----- RECORDS FOR THE TASK -----

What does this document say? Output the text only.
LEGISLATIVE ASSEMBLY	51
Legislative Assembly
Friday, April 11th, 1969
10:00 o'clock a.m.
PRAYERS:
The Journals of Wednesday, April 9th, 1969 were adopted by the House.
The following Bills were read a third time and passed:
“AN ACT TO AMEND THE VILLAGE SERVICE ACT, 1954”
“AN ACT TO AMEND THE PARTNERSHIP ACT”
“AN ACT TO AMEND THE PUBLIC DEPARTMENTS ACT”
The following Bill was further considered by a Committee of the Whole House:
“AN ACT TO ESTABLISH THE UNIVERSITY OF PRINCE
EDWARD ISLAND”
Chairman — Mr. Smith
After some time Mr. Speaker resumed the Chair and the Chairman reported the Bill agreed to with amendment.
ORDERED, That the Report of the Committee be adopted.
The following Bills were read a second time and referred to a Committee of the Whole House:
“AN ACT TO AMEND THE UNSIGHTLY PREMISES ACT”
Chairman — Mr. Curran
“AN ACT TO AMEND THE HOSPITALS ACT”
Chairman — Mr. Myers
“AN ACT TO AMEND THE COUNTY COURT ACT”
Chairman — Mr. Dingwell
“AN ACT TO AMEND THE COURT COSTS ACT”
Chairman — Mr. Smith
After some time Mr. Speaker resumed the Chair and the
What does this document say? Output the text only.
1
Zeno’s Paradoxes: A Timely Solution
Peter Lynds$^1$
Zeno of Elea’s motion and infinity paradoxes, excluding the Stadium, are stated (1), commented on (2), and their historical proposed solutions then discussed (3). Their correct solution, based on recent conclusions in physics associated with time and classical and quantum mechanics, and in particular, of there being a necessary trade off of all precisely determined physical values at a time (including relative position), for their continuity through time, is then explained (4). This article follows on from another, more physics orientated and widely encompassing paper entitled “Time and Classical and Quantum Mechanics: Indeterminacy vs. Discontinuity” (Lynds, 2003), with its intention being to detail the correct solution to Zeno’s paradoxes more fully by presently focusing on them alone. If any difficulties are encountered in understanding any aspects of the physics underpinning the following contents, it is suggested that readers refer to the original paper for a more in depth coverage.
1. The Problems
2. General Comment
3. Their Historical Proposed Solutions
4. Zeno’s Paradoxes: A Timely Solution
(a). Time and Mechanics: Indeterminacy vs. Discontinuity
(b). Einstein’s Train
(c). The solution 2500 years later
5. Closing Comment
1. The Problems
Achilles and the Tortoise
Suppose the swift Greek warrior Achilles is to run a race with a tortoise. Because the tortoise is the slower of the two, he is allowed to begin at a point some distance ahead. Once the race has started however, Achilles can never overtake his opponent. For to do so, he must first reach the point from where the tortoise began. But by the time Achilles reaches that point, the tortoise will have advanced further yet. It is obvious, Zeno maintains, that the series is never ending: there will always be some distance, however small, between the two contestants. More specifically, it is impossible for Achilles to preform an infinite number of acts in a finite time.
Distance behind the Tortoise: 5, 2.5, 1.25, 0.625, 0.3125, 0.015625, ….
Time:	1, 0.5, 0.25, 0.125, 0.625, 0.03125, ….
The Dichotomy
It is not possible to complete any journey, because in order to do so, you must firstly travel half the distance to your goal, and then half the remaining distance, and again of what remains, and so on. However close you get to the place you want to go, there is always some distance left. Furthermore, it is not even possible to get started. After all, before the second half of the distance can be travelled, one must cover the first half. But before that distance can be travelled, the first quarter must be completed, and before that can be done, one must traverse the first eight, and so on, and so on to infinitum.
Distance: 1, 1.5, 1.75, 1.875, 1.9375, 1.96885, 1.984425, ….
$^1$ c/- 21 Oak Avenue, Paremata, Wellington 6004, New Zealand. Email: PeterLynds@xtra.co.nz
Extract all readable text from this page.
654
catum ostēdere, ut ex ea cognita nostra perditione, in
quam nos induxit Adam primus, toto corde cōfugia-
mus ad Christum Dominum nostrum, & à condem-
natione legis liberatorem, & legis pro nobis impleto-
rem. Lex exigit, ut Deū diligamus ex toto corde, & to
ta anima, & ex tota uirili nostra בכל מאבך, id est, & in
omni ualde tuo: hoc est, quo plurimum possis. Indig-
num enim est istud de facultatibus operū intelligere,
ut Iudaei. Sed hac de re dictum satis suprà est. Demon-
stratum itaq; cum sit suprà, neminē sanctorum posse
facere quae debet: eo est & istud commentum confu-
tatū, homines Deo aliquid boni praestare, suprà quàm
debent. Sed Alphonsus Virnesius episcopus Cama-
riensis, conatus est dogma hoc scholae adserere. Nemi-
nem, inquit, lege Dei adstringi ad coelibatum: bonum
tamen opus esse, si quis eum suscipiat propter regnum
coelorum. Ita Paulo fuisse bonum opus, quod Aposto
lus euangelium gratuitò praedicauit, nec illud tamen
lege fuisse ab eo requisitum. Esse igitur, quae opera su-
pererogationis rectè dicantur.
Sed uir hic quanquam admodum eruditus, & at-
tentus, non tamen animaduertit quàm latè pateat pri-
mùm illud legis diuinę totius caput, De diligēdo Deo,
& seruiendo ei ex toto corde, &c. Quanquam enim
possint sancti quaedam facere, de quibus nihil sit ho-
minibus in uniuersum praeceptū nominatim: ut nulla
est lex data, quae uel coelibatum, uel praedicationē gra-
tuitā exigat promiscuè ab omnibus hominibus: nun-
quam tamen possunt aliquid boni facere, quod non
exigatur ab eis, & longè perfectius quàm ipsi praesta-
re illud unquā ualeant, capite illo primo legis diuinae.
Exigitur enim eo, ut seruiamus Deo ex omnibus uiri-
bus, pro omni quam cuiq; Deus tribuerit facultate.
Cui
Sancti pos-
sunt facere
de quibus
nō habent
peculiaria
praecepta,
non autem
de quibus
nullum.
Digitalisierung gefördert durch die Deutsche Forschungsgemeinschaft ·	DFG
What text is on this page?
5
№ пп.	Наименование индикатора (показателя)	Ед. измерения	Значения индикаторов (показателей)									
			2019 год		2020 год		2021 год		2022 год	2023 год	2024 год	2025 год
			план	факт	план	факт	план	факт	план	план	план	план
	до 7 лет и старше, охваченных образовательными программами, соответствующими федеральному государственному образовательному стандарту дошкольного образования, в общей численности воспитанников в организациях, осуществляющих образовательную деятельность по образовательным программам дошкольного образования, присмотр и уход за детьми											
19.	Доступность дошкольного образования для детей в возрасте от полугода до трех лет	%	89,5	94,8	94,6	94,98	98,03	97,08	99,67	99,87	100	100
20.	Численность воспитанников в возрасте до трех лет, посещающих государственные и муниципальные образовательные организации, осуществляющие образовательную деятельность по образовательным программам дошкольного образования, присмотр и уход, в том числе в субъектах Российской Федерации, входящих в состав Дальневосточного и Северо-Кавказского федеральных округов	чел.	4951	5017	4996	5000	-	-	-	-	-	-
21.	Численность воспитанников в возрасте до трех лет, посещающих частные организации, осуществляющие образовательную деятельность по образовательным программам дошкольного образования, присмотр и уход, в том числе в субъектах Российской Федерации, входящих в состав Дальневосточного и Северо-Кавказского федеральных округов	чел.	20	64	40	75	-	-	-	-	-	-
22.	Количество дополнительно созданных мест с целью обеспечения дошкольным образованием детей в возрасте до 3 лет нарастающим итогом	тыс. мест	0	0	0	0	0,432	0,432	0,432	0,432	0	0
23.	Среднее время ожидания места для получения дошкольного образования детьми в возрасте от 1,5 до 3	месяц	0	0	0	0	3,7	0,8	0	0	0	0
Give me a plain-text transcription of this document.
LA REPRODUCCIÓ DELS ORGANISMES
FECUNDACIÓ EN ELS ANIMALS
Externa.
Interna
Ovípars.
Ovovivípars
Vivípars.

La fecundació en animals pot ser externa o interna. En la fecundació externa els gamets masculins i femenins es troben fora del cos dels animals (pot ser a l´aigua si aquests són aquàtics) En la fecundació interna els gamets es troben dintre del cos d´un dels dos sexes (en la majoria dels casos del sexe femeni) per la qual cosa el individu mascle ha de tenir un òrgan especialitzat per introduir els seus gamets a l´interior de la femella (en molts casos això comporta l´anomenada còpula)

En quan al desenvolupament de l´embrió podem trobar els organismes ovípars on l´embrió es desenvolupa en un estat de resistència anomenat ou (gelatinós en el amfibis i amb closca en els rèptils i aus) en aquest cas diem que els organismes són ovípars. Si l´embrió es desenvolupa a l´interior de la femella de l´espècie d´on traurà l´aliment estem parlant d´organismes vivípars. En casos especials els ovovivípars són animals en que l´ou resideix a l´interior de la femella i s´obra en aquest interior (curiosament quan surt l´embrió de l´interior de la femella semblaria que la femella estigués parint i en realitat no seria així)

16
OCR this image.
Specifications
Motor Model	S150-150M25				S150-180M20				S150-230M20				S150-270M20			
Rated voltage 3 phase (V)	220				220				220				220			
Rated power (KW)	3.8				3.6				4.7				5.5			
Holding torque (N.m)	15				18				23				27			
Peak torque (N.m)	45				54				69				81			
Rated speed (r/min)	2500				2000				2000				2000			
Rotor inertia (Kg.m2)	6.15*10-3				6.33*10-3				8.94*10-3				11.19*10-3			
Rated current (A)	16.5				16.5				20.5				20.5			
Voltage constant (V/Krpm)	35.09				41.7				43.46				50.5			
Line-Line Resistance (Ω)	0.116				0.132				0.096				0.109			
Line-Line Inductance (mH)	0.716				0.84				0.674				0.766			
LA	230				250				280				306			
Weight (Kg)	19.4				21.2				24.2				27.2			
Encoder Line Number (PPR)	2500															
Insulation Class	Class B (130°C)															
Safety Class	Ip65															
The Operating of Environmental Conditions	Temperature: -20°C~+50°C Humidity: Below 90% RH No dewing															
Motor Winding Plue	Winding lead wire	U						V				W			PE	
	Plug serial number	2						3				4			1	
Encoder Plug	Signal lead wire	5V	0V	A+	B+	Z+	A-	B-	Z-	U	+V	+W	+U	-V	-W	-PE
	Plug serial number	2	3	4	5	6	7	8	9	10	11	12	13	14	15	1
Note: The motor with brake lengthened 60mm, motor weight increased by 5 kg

-----

→ SHORT EXERCISE: Exactly as written, give the line containing "OCR this image." and all remaining lines of the records.

→ TASK RESULT:
OCR this image.
Specifications
Motor Model	S150-150M25				S150-180M20				S150-230M20				S150-270M20			
Rated voltage 3 phase (V)	220				220				220				220			
Rated power (KW)	3.8				3.6				4.7				5.5			
Holding torque (N.m)	15				18				23				27			
Peak torque (N.m)	45				54				69				81			
Rated speed (r/min)	2500				2000				2000				2000			
Rotor inertia (Kg.m2)	6.15*10-3				6.33*10-3				8.94*10-3				11.19*10-3			
Rated current (A)	16.5				16.5				20.5				20.5			
Voltage constant (V/Krpm)	35.09				41.7				43.46				50.5			
Line-Line Resistance (Ω)	0.116				0.132				0.096				0.109			
Line-Line Inductance (mH)	0.716				0.84				0.674				0.766			
LA	230				250				280				306			
Weight (Kg)	19.4				21.2				24.2				27.2			
Encoder Line Number (PPR)	2500															
Insulation Class	Class B (130°C)															
Safety Class	Ip65															
The Operating of Environmental Conditions	Temperature: -20°C~+50°C Humidity: Below 90% RH No dewing															
Motor Winding Plue	Winding lead wire	U						V				W			PE	
	Plug serial number	2						3				4			1	
Encoder Plug	Signal lead wire	5V	0V	A+	B+	Z+	A-	B-	Z-	U	+V	+W	+U	-V	-W	-PE
	Plug serial number	2	3	4	5	6	7	8	9	10	11	12	13	14	15	1
Note: The motor with brake lengthened 60mm, motor weight increased by 5 kg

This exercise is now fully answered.